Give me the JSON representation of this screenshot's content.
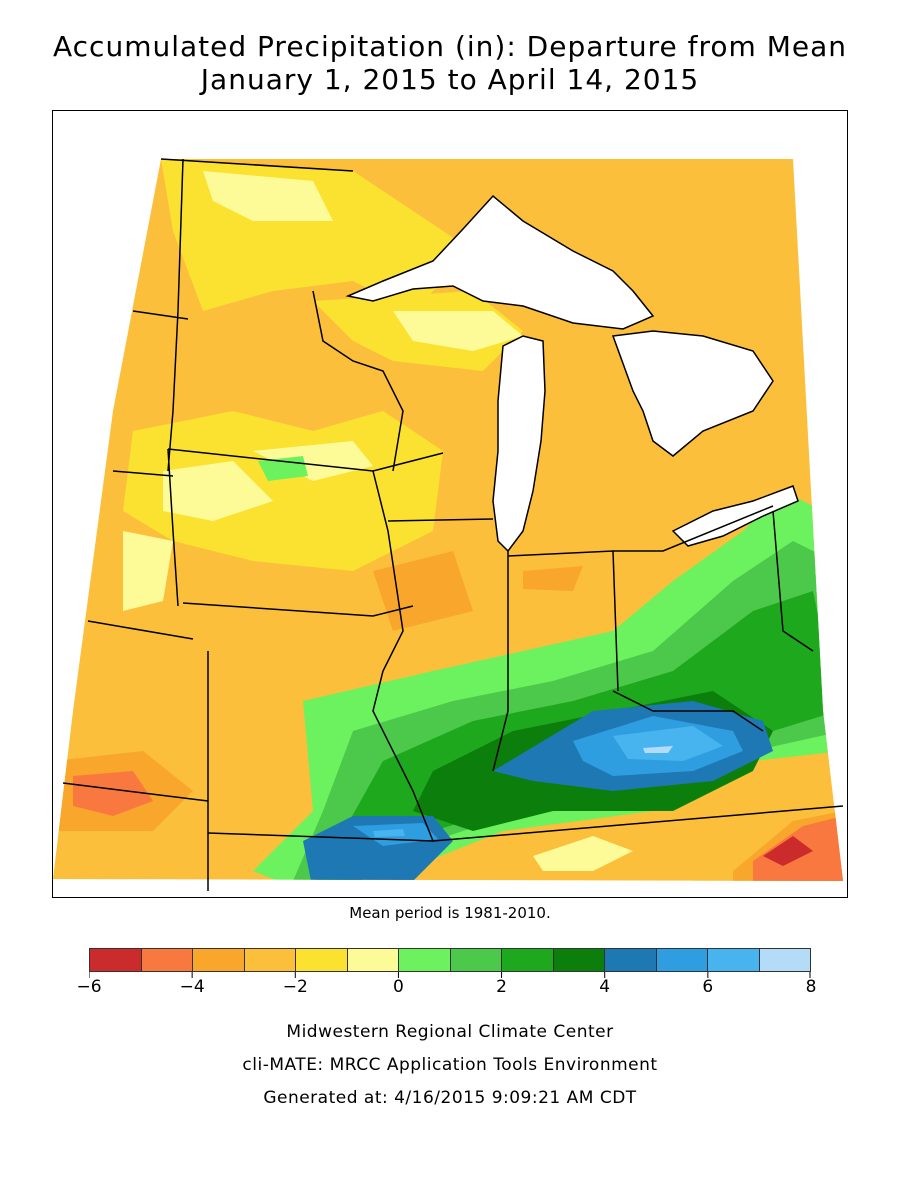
{
  "title_line1": "Accumulated Precipitation (in): Departure from Mean",
  "title_line2": "January 1, 2015 to April 14, 2015",
  "mean_period_note": "Mean period is 1981-2010.",
  "legend": {
    "colors": [
      "#cc2b2b",
      "#f97840",
      "#f9a62d",
      "#fbbf3c",
      "#fbe231",
      "#fdfb98",
      "#6bf25e",
      "#4cc84a",
      "#1ea81e",
      "#0c7e0c",
      "#1e78b4",
      "#2e9ee0",
      "#48b4ef",
      "#b4dcf8"
    ],
    "tick_labels": [
      "-6",
      "-4",
      "-2",
      "0",
      "2",
      "4",
      "6",
      "8"
    ]
  },
  "credits": {
    "line1": "Midwestern Regional Climate Center",
    "line2": "cli-MATE: MRCC Application Tools Environment",
    "line3": "Generated at: 4/16/2015 9:09:21 AM CDT"
  }
}
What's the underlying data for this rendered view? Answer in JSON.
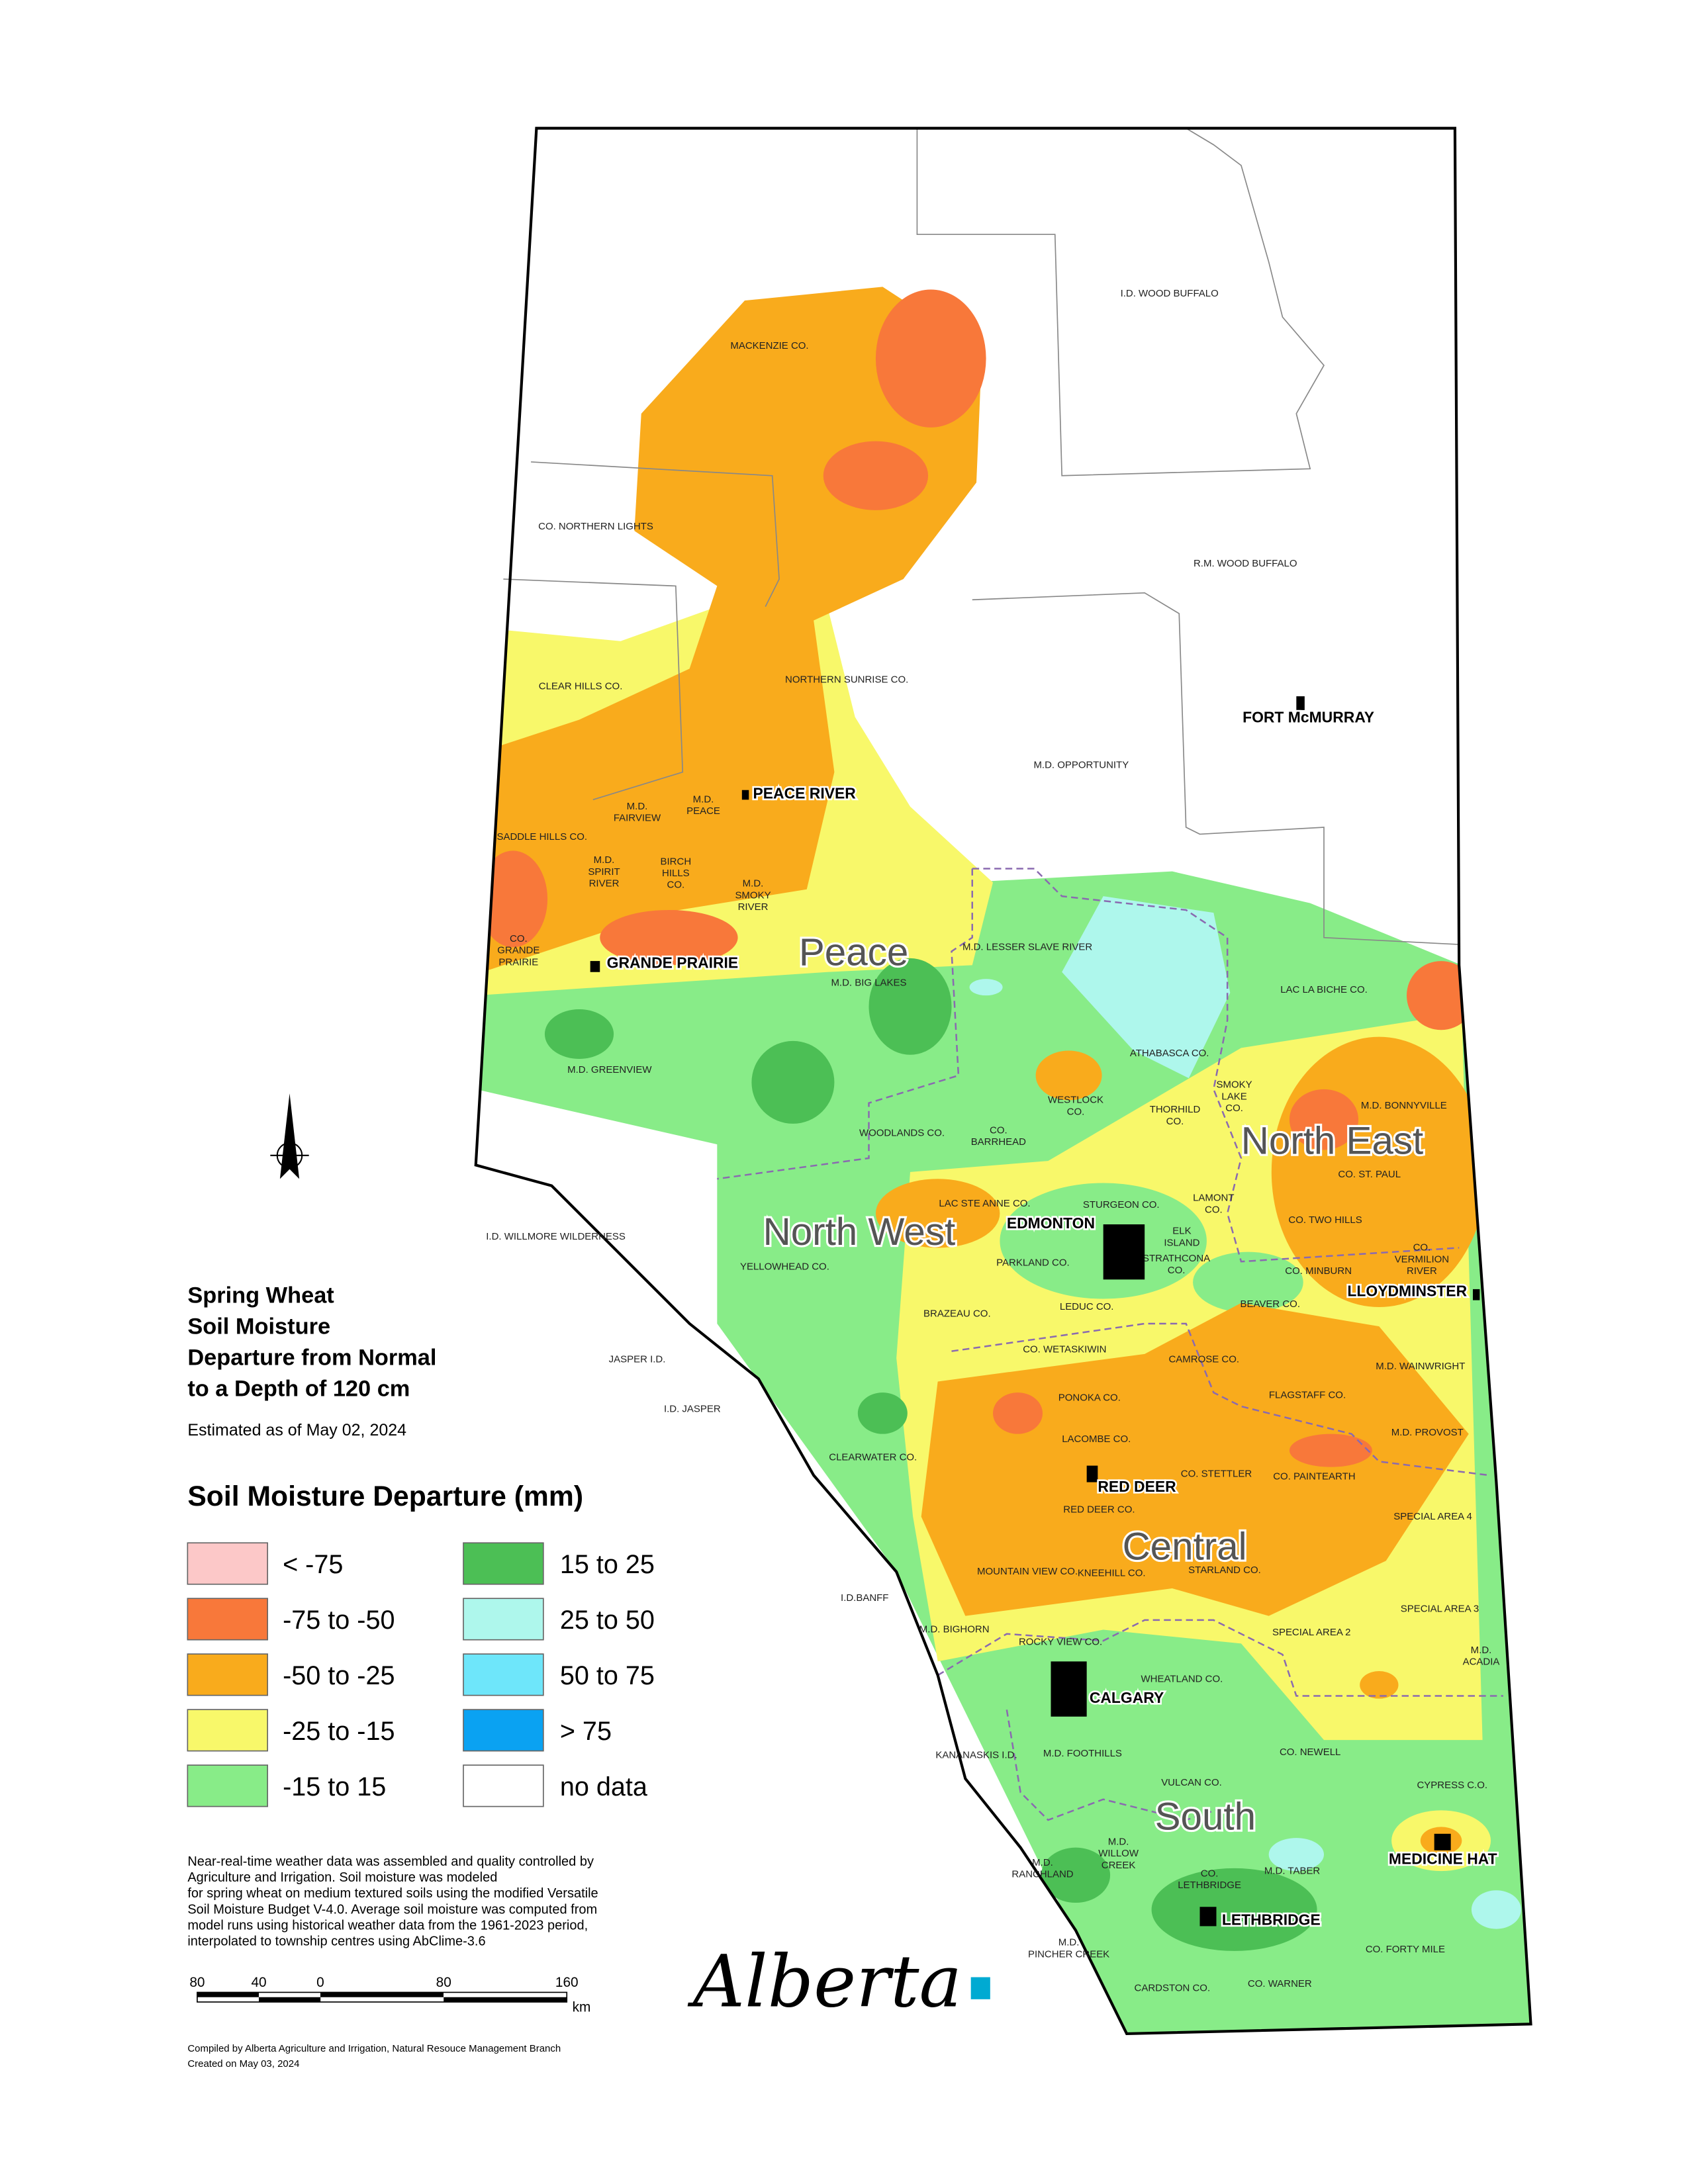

_Exercise instructions_: Each line in the records above should be reproduced exactly; images are not copied.

_Exercise result_:
Give me the JSON representation of this screenshot's content.
{
  "title_line1": "Accumulated Precipitation (in): Departure from Mean",
  "title_line2": "January 1, 2015 to April 14, 2015",
  "mean_period_note": "Mean period is 1981-2010.",
  "legend": {
    "colors": [
      "#cc2b2b",
      "#f97840",
      "#f9a62d",
      "#fbbf3c",
      "#fbe231",
      "#fdfb98",
      "#6bf25e",
      "#4cc84a",
      "#1ea81e",
      "#0c7e0c",
      "#1e78b4",
      "#2e9ee0",
      "#48b4ef",
      "#b4dcf8"
    ],
    "tick_labels": [
      "-6",
      "-4",
      "-2",
      "0",
      "2",
      "4",
      "6",
      "8"
    ]
  },
  "credits": {
    "line1": "Midwestern Regional Climate Center",
    "line2": "cli-MATE: MRCC Application Tools Environment",
    "line3": "Generated at: 4/16/2015 9:09:21 AM CDT"
  }
}
What's the underlying data for this rendered view? Answer in JSON.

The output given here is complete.